**Exercise brief**: Where a line holds the string "dòng", return that line.

**Given information**:

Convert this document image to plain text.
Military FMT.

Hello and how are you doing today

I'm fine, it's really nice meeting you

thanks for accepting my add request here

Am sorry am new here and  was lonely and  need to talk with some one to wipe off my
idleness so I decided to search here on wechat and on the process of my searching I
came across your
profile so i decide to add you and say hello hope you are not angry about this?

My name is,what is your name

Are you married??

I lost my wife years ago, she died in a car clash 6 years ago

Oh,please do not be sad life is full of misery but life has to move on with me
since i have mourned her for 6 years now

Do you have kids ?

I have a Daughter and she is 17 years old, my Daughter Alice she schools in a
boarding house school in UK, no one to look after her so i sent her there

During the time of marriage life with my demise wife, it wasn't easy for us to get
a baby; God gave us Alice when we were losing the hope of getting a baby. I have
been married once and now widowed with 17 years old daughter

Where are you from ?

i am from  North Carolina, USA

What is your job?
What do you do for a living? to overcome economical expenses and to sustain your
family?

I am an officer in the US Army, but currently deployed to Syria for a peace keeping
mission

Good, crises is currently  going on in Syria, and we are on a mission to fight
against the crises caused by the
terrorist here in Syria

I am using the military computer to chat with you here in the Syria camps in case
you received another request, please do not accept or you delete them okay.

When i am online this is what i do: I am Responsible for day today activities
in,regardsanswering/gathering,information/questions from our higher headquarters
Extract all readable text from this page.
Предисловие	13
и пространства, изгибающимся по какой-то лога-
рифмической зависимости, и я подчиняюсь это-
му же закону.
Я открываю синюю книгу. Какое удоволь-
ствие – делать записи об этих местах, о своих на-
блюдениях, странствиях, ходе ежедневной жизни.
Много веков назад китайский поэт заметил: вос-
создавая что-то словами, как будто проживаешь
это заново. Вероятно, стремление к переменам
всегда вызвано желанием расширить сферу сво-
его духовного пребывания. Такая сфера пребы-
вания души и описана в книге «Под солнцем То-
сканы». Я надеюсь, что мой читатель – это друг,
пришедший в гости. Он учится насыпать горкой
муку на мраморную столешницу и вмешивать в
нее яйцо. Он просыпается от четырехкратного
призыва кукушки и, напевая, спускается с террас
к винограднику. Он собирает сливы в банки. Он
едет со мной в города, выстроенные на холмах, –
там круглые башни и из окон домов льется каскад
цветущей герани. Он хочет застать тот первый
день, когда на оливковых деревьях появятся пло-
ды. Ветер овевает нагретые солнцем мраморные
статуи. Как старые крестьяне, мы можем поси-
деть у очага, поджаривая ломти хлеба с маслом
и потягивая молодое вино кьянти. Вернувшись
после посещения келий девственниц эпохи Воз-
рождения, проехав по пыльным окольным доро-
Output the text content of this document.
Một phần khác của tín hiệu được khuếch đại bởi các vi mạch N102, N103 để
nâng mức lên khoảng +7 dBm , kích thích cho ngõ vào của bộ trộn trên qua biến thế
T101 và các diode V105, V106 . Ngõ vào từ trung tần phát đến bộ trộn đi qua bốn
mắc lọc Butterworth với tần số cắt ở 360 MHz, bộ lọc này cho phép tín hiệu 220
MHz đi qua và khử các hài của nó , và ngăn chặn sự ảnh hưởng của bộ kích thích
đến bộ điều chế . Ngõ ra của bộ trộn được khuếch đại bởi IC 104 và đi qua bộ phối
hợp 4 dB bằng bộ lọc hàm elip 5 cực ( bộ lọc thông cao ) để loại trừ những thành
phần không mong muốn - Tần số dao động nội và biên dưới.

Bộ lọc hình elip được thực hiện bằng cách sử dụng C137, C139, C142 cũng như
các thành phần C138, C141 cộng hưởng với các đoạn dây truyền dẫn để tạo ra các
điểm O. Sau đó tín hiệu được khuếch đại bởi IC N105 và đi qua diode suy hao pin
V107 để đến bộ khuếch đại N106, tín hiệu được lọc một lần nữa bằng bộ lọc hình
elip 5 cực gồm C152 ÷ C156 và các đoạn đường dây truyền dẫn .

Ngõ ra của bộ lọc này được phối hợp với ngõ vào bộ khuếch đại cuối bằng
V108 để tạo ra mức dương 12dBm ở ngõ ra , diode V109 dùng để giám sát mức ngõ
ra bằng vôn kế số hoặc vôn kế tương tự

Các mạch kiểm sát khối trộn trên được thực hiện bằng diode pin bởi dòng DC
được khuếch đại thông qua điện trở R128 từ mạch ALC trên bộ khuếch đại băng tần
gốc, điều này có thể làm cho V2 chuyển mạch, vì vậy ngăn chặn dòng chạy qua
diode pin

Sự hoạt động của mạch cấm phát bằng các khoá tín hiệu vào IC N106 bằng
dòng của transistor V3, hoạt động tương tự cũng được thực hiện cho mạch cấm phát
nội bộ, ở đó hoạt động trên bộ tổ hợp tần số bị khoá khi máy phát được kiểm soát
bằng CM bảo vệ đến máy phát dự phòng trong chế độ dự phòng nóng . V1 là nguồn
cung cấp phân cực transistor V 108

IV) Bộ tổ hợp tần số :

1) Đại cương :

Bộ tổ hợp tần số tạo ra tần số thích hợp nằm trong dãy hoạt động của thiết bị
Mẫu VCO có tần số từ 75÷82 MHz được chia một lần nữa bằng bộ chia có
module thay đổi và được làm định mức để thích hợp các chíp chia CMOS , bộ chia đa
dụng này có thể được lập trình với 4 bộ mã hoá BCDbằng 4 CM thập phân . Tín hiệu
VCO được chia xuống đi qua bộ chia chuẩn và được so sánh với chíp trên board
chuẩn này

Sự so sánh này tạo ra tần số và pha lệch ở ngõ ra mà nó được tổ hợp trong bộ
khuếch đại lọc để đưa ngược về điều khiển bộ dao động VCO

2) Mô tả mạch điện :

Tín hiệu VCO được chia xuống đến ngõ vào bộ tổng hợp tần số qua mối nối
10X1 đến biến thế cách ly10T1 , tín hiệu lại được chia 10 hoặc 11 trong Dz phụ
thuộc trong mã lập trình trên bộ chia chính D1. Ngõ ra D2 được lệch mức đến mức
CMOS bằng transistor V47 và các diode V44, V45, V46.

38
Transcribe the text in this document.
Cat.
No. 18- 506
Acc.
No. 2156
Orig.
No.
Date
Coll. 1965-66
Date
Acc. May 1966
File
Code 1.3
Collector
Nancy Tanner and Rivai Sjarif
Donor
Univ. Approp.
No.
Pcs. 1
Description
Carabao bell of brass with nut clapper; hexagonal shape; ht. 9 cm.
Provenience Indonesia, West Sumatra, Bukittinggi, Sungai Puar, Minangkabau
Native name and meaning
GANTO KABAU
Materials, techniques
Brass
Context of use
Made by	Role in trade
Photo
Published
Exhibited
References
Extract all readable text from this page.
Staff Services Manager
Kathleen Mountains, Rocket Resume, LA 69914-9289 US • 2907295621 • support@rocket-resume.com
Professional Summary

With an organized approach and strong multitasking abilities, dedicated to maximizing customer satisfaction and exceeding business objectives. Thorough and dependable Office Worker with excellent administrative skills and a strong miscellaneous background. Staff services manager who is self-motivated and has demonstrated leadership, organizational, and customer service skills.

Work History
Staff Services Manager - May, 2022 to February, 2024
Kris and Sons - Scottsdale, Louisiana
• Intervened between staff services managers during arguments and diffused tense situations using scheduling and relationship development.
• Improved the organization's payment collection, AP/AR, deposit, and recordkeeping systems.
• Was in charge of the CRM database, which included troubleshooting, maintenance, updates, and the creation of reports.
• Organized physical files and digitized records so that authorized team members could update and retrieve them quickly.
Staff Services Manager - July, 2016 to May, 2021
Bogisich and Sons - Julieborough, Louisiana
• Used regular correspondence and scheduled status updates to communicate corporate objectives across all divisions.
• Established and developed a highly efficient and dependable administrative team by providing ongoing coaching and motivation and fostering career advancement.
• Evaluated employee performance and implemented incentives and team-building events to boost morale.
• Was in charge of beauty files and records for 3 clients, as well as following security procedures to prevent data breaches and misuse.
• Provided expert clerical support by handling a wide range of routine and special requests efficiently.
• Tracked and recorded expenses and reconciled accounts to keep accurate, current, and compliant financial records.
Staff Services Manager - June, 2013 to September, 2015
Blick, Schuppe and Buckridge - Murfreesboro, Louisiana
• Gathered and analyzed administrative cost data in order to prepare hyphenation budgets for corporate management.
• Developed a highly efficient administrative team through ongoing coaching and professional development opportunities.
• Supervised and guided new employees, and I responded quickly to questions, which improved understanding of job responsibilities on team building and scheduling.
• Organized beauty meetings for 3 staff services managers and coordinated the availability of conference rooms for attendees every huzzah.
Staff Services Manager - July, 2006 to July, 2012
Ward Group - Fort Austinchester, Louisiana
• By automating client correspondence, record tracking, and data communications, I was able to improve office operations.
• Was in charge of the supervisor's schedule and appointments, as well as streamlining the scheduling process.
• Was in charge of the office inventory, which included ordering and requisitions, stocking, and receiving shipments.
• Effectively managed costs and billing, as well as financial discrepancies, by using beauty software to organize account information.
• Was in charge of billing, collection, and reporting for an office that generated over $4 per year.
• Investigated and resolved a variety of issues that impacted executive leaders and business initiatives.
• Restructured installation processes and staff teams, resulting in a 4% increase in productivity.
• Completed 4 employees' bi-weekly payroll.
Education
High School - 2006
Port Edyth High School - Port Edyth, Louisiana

**Task solution**:
Các mạch kiểm sát khối trộn trên được thực hiện bằng diode pin bởi dòng DC
gốc, điều này có thể làm cho V2 chuyển mạch, vì vậy ngăn chặn dòng chạy qua
dòng của transistor V3, hoạt động tương tự cũng được thực hiện cho mạch cấm phát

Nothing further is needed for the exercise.